Make an exact copy of the entries below with the pictures removed.

▶ [Input data]:

==========

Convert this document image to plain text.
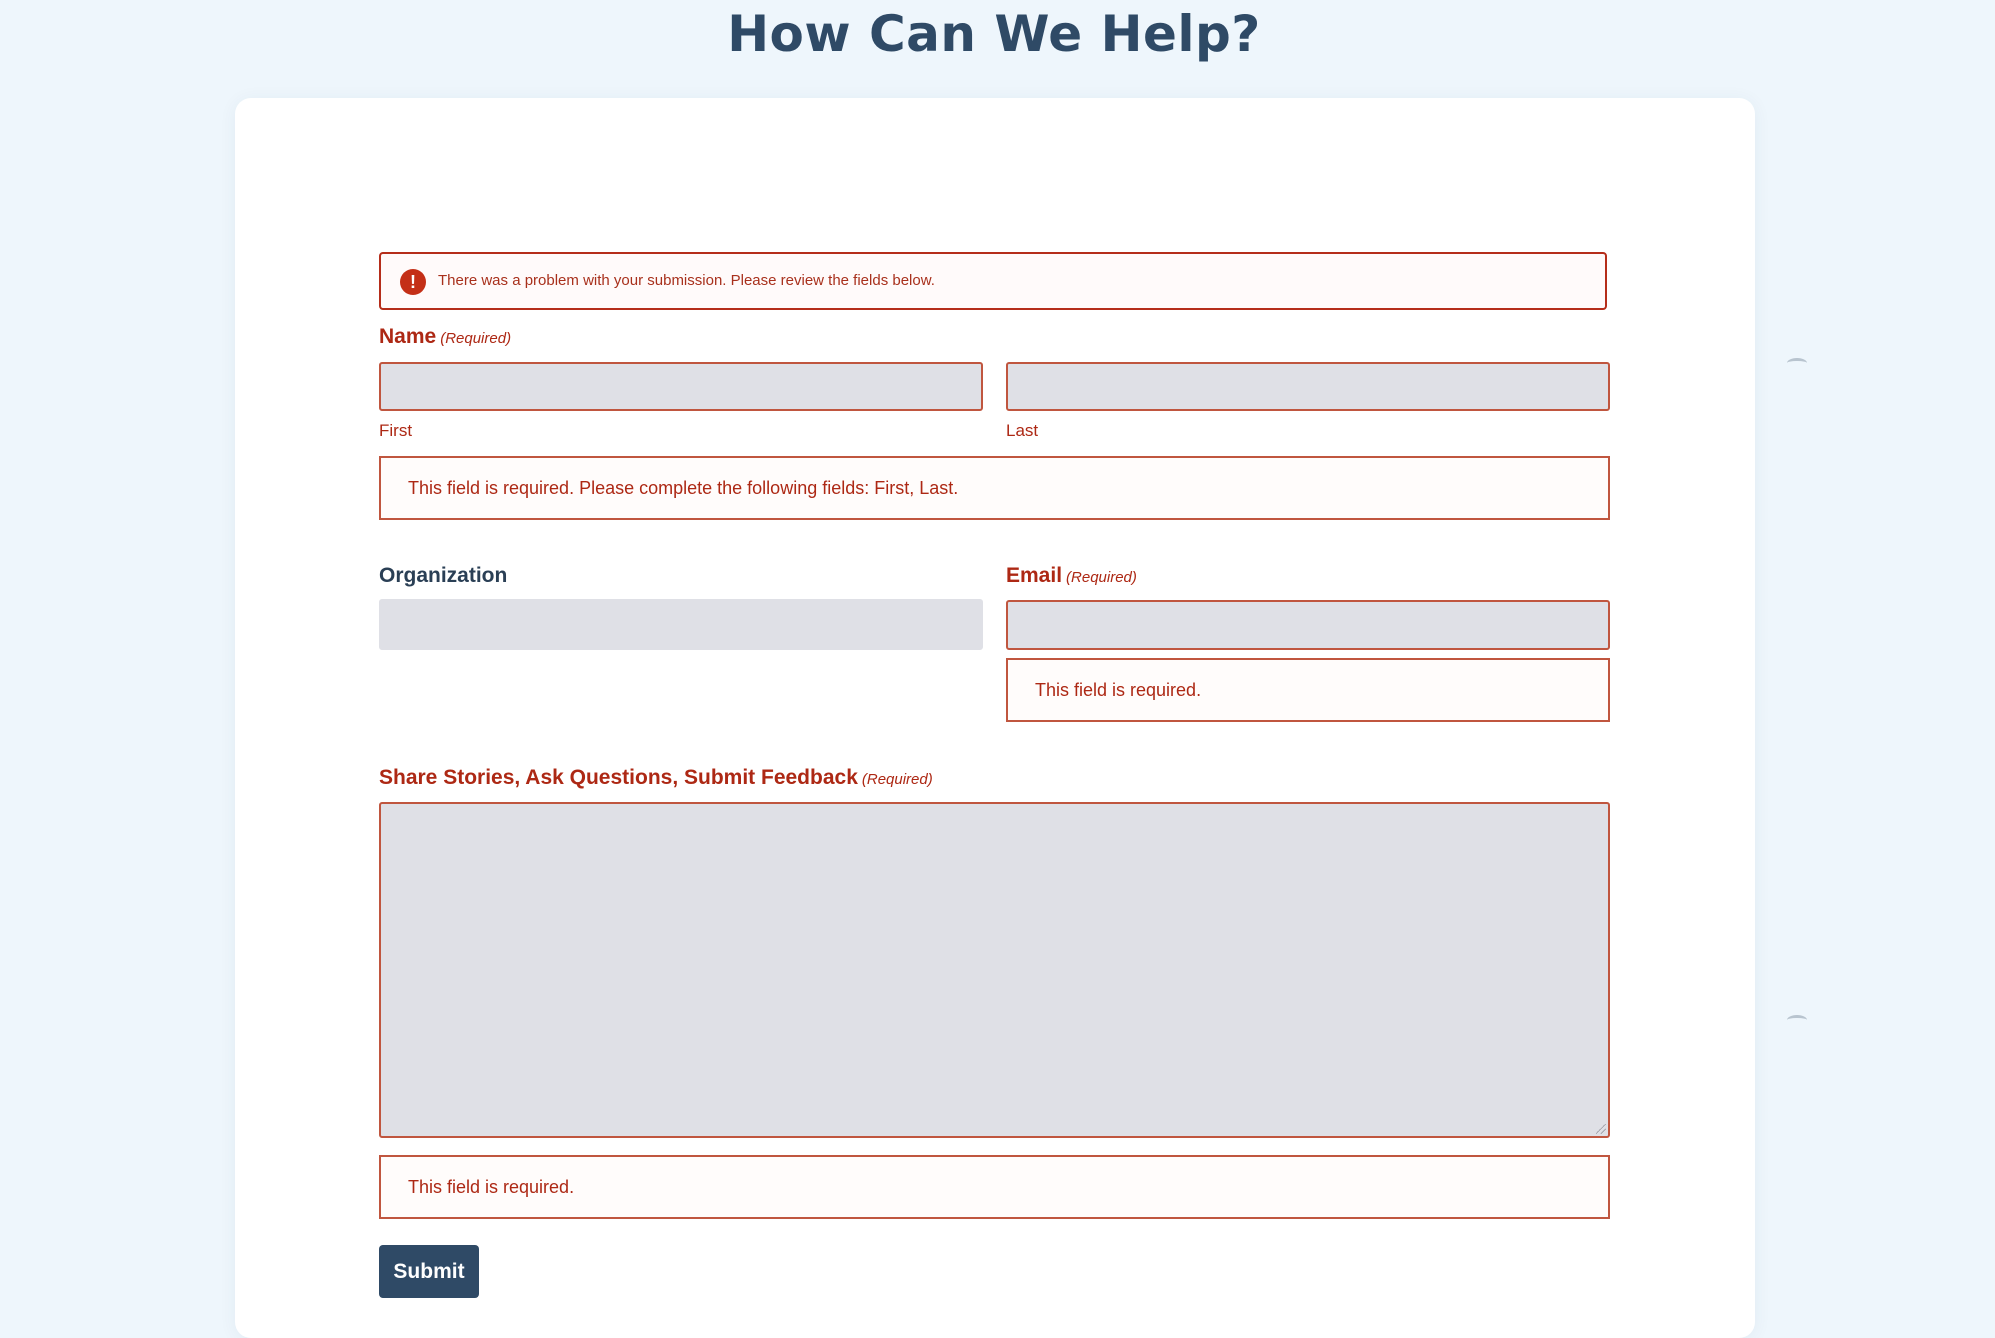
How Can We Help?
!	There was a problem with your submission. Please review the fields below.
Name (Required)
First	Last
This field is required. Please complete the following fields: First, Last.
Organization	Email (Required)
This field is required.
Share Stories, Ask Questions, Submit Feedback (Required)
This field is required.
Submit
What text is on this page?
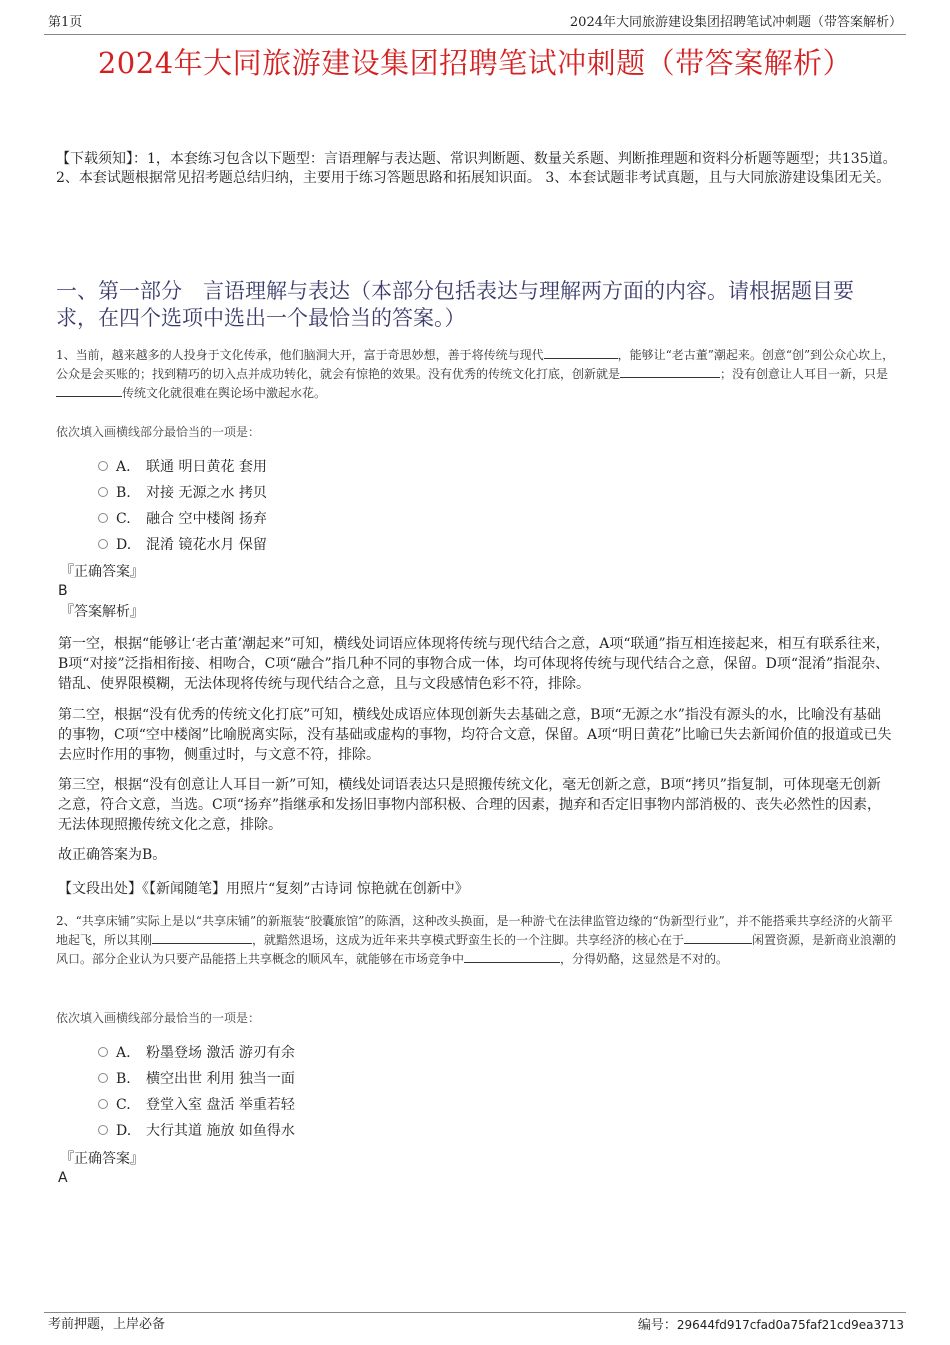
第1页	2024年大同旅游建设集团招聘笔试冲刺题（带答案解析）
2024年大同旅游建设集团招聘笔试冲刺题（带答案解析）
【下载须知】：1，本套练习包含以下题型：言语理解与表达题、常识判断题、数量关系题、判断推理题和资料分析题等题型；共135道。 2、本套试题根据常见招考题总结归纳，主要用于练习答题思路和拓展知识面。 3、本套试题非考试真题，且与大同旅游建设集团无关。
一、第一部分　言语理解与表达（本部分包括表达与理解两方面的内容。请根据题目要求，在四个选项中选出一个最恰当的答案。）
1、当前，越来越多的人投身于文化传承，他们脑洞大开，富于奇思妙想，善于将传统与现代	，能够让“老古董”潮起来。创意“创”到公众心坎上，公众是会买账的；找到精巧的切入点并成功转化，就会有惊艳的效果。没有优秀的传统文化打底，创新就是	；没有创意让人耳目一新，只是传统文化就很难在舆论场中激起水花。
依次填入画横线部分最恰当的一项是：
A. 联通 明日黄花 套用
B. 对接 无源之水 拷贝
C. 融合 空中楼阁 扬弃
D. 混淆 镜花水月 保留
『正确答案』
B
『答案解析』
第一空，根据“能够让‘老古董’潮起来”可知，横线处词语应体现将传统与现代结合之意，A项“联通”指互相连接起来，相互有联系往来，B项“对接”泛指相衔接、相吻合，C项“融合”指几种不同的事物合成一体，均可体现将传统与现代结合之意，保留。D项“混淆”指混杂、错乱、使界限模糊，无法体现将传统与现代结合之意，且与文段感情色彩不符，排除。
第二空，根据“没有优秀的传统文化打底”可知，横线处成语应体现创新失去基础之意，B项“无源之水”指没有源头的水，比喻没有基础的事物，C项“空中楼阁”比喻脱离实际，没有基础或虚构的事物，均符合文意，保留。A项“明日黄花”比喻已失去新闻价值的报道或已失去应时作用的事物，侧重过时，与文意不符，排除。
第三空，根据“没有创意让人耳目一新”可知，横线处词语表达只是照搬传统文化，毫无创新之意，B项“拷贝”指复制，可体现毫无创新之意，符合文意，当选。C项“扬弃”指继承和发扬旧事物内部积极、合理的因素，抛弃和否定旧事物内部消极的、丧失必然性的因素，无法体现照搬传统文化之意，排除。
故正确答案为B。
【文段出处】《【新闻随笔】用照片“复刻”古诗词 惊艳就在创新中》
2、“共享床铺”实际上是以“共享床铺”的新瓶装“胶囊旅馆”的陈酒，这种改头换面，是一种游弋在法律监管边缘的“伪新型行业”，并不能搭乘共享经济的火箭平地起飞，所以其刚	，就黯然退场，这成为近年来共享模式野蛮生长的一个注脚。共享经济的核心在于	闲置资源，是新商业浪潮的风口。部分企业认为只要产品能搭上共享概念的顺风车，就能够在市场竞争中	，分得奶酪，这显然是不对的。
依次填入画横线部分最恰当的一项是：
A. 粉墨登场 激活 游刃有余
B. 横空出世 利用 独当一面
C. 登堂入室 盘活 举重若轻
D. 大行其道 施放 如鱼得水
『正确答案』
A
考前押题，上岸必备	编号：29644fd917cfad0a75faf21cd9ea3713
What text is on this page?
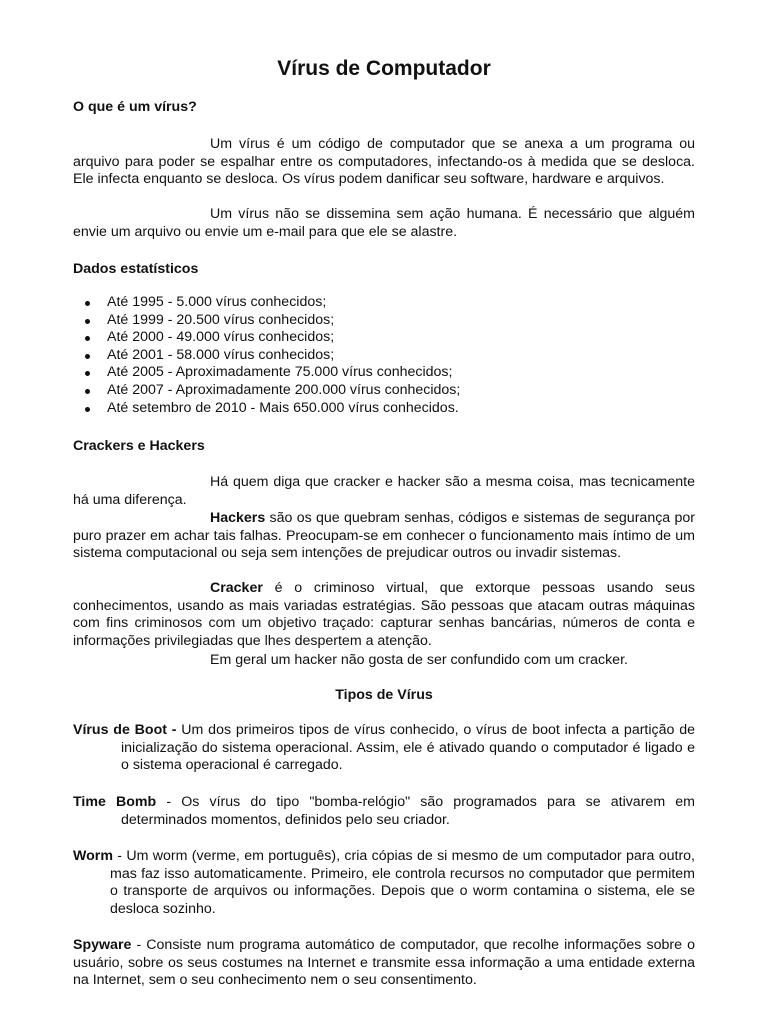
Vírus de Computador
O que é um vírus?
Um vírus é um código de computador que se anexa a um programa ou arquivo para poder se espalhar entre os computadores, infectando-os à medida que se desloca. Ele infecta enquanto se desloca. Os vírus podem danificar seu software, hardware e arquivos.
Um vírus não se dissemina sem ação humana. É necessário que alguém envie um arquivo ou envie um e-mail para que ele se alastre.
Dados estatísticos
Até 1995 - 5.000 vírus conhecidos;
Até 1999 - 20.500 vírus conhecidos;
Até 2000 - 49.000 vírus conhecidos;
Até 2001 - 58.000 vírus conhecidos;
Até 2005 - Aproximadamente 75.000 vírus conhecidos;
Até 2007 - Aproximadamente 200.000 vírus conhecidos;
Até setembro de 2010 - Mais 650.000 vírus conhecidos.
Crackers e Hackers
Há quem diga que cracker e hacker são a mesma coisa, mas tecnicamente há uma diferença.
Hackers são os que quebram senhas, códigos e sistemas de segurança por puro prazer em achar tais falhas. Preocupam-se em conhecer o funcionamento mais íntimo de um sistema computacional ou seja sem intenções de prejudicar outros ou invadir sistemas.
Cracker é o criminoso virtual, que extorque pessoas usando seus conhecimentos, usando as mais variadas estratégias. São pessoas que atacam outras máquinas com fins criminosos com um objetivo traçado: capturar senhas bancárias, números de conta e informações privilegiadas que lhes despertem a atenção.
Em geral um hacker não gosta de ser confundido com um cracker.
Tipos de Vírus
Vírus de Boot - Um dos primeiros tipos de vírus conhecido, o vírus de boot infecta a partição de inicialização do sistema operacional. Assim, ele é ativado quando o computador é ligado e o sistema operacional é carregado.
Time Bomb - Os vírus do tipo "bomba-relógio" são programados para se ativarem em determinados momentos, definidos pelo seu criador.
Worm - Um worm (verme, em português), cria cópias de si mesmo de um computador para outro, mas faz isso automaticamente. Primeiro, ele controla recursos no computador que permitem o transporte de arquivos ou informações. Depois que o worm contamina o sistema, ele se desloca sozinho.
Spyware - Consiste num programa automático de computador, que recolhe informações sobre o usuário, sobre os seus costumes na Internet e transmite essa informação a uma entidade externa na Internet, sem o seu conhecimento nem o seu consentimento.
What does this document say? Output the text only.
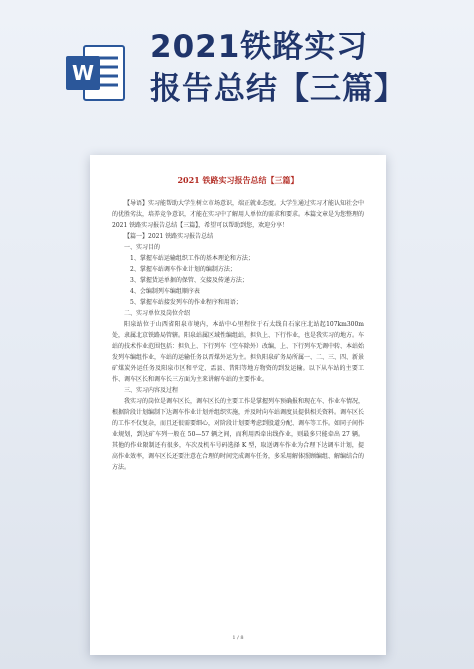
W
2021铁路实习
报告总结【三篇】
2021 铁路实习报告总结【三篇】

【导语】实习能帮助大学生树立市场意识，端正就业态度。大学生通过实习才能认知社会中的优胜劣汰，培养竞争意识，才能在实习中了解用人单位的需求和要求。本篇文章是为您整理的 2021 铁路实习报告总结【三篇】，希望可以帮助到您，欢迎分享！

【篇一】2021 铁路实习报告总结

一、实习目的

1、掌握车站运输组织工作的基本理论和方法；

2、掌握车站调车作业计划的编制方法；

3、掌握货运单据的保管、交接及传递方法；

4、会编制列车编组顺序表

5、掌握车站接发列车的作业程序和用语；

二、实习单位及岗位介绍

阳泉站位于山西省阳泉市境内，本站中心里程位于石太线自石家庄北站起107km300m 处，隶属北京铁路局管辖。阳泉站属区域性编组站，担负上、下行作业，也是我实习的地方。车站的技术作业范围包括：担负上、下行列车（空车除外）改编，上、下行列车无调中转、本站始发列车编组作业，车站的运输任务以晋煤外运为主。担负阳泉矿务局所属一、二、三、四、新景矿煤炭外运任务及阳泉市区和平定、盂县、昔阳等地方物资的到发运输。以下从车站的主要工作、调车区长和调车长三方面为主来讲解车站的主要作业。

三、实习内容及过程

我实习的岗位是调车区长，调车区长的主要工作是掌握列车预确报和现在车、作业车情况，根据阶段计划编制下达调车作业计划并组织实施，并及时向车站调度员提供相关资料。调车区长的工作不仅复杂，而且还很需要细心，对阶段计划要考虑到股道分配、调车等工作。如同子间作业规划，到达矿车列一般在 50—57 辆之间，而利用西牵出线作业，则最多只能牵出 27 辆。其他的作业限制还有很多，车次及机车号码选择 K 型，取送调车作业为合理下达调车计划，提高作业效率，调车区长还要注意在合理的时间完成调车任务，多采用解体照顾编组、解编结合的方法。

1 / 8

==========

▶ [Answer]:
Convert this document image to plain text.
How Can We Help?
!	There was a problem with your submission. Please review the fields below.
Name (Required)
First	Last
This field is required. Please complete the following fields: First, Last.
Organization	Email (Required)
This field is required.
Share Stories, Ask Questions, Submit Feedback (Required)
This field is required.
Submit
What text is on this page?
第1页	2024年大同旅游建设集团招聘笔试冲刺题（带答案解析）
2024年大同旅游建设集团招聘笔试冲刺题（带答案解析）
【下载须知】：1，本套练习包含以下题型：言语理解与表达题、常识判断题、数量关系题、判断推理题和资料分析题等题型；共135道。 2、本套试题根据常见招考题总结归纳，主要用于练习答题思路和拓展知识面。 3、本套试题非考试真题，且与大同旅游建设集团无关。
一、第一部分　言语理解与表达（本部分包括表达与理解两方面的内容。请根据题目要求，在四个选项中选出一个最恰当的答案。）
1、当前，越来越多的人投身于文化传承，他们脑洞大开，富于奇思妙想，善于将传统与现代	，能够让“老古董”潮起来。创意“创”到公众心坎上，公众是会买账的；找到精巧的切入点并成功转化，就会有惊艳的效果。没有优秀的传统文化打底，创新就是	；没有创意让人耳目一新，只是传统文化就很难在舆论场中激起水花。
依次填入画横线部分最恰当的一项是：
A. 联通 明日黄花 套用
B. 对接 无源之水 拷贝
C. 融合 空中楼阁 扬弃
D. 混淆 镜花水月 保留
『正确答案』
B
『答案解析』
第一空，根据“能够让‘老古董’潮起来”可知，横线处词语应体现将传统与现代结合之意，A项“联通”指互相连接起来，相互有联系往来，B项“对接”泛指相衔接、相吻合，C项“融合”指几种不同的事物合成一体，均可体现将传统与现代结合之意，保留。D项“混淆”指混杂、错乱、使界限模糊，无法体现将传统与现代结合之意，且与文段感情色彩不符，排除。
第二空，根据“没有优秀的传统文化打底”可知，横线处成语应体现创新失去基础之意，B项“无源之水”指没有源头的水，比喻没有基础的事物，C项“空中楼阁”比喻脱离实际，没有基础或虚构的事物，均符合文意，保留。A项“明日黄花”比喻已失去新闻价值的报道或已失去应时作用的事物，侧重过时，与文意不符，排除。
第三空，根据“没有创意让人耳目一新”可知，横线处词语表达只是照搬传统文化，毫无创新之意，B项“拷贝”指复制，可体现毫无创新之意，符合文意，当选。C项“扬弃”指继承和发扬旧事物内部积极、合理的因素，抛弃和否定旧事物内部消极的、丧失必然性的因素，无法体现照搬传统文化之意，排除。
故正确答案为B。
【文段出处】《【新闻随笔】用照片“复刻”古诗词 惊艳就在创新中》
2、“共享床铺”实际上是以“共享床铺”的新瓶装“胶囊旅馆”的陈酒，这种改头换面，是一种游弋在法律监管边缘的“伪新型行业”，并不能搭乘共享经济的火箭平地起飞，所以其刚	，就黯然退场，这成为近年来共享模式野蛮生长的一个注脚。共享经济的核心在于	闲置资源，是新商业浪潮的风口。部分企业认为只要产品能搭上共享概念的顺风车，就能够在市场竞争中	，分得奶酪，这显然是不对的。
依次填入画横线部分最恰当的一项是：
A. 粉墨登场 激活 游刃有余
B. 横空出世 利用 独当一面
C. 登堂入室 盘活 举重若轻
D. 大行其道 施放 如鱼得水
『正确答案』
A
考前押题，上岸必备	编号：29644fd917cfad0a75faf21cd9ea3713
What text is on this page?
Vírus de Computador
O que é um vírus?
Um vírus é um código de computador que se anexa a um programa ou arquivo para poder se espalhar entre os computadores, infectando-os à medida que se desloca. Ele infecta enquanto se desloca. Os vírus podem danificar seu software, hardware e arquivos.
Um vírus não se dissemina sem ação humana. É necessário que alguém envie um arquivo ou envie um e-mail para que ele se alastre.
Dados estatísticos
Até 1995 - 5.000 vírus conhecidos;
Até 1999 - 20.500 vírus conhecidos;
Até 2000 - 49.000 vírus conhecidos;
Até 2001 - 58.000 vírus conhecidos;
Até 2005 - Aproximadamente 75.000 vírus conhecidos;
Até 2007 - Aproximadamente 200.000 vírus conhecidos;
Até setembro de 2010 - Mais 650.000 vírus conhecidos.
Crackers e Hackers
Há quem diga que cracker e hacker são a mesma coisa, mas tecnicamente há uma diferença.
Hackers são os que quebram senhas, códigos e sistemas de segurança por puro prazer em achar tais falhas. Preocupam-se em conhecer o funcionamento mais íntimo de um sistema computacional ou seja sem intenções de prejudicar outros ou invadir sistemas.
Cracker é o criminoso virtual, que extorque pessoas usando seus conhecimentos, usando as mais variadas estratégias. São pessoas que atacam outras máquinas com fins criminosos com um objetivo traçado: capturar senhas bancárias, números de conta e informações privilegiadas que lhes despertem a atenção.
Em geral um hacker não gosta de ser confundido com um cracker.
Tipos de Vírus
Vírus de Boot - Um dos primeiros tipos de vírus conhecido, o vírus de boot infecta a partição de inicialização do sistema operacional. Assim, ele é ativado quando o computador é ligado e o sistema operacional é carregado.
Time Bomb - Os vírus do tipo "bomba-relógio" são programados para se ativarem em determinados momentos, definidos pelo seu criador.
Worm - Um worm (verme, em português), cria cópias de si mesmo de um computador para outro, mas faz isso automaticamente. Primeiro, ele controla recursos no computador que permitem o transporte de arquivos ou informações. Depois que o worm contamina o sistema, ele se desloca sozinho.
Spyware - Consiste num programa automático de computador, que recolhe informações sobre o usuário, sobre os seus costumes na Internet e transmite essa informação a uma entidade externa na Internet, sem o seu conhecimento nem o seu consentimento.
What does this document say? Output the text only.
W
2021铁路实习
报告总结【三篇】
2021 铁路实习报告总结【三篇】

【导语】实习能帮助大学生树立市场意识，端正就业态度。大学生通过实习才能认知社会中的优胜劣汰，培养竞争意识，才能在实习中了解用人单位的需求和要求。本篇文章是为您整理的 2021 铁路实习报告总结【三篇】，希望可以帮助到您，欢迎分享！

【篇一】2021 铁路实习报告总结

一、实习目的

1、掌握车站运输组织工作的基本理论和方法；

2、掌握车站调车作业计划的编制方法；

3、掌握货运单据的保管、交接及传递方法；

4、会编制列车编组顺序表

5、掌握车站接发列车的作业程序和用语；

二、实习单位及岗位介绍

阳泉站位于山西省阳泉市境内，本站中心里程位于石太线自石家庄北站起107km300m 处，隶属北京铁路局管辖。阳泉站属区域性编组站，担负上、下行作业，也是我实习的地方。车站的技术作业范围包括：担负上、下行列车（空车除外）改编，上、下行列车无调中转、本站始发列车编组作业，车站的运输任务以晋煤外运为主。担负阳泉矿务局所属一、二、三、四、新景矿煤炭外运任务及阳泉市区和平定、盂县、昔阳等地方物资的到发运输。以下从车站的主要工作、调车区长和调车长三方面为主来讲解车站的主要作业。

三、实习内容及过程

我实习的岗位是调车区长，调车区长的主要工作是掌握列车预确报和现在车、作业车情况，根据阶段计划编制下达调车作业计划并组织实施，并及时向车站调度员提供相关资料。调车区长的工作不仅复杂，而且还很需要细心，对阶段计划要考虑到股道分配、调车等工作。如同子间作业规划，到达矿车列一般在 50—57 辆之间，而利用西牵出线作业，则最多只能牵出 27 辆。其他的作业限制还有很多，车次及机车号码选择 K 型，取送调车作业为合理下达调车计划，提高作业效率，调车区长还要注意在合理的时间完成调车任务，多采用解体照顾编组、解编结合的方法。

1 / 8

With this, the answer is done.